◆ EXTRACTED INFORMATION
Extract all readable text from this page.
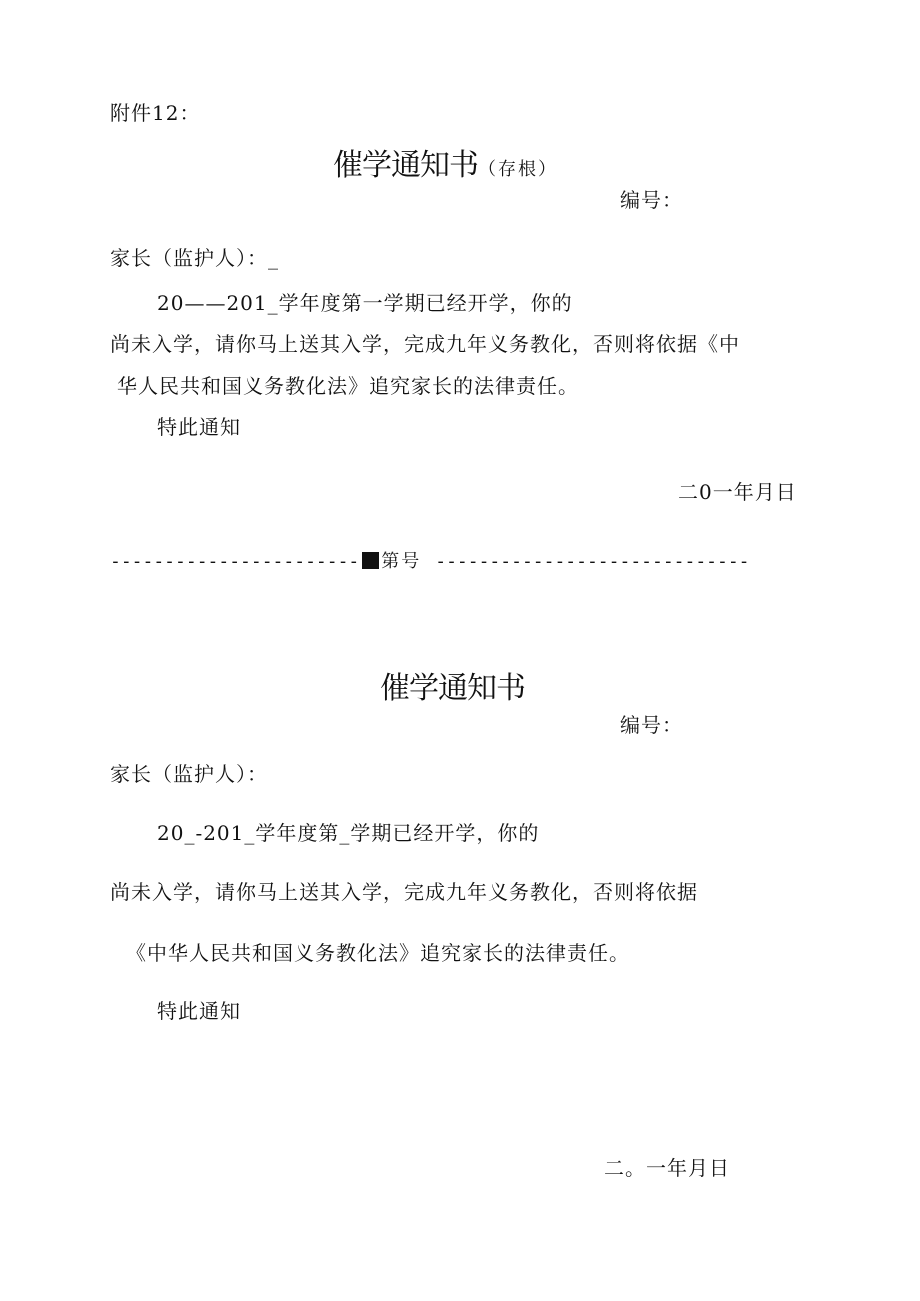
附件12：
催学通知书（存根）
编号：
家长（监护人）：_
20——201_学年度第一学期已经开学，你的
尚未入学，请你马上送其入学，完成九年义务教化，否则将依据《中
华人民共和国义务教化法》追究家长的法律责任。
特此通知
二0一年月日
----------------------- 第号 -----------------------------
催学通知书
编号：
家长（监护人）：
20_-201_学年度第_学期已经开学，你的
尚未入学，请你马上送其入学，完成九年义务教化，否则将依据
《中华人民共和国义务教化法》追究家长的法律责任。
特此通知
二。一年月日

◆ THE EXERCISE
Each record above must be returned exactly as written, with its pictures omitted.

◆ EXPECTED OUTPUT
Extract all readable text from this page.
附件12：
催学通知书（存根）
编号：
家长（监护人）：_
20——201_学年度第一学期已经开学，你的
尚未入学，请你马上送其入学，完成九年义务教化，否则将依据《中
华人民共和国义务教化法》追究家长的法律责任。
特此通知
二0一年月日
----------------------- 第号 -----------------------------
催学通知书
编号：
家长（监护人）：
20_-201_学年度第_学期已经开学，你的
尚未入学，请你马上送其入学，完成九年义务教化，否则将依据
《中华人民共和国义务教化法》追究家长的法律责任。
特此通知
二。一年月日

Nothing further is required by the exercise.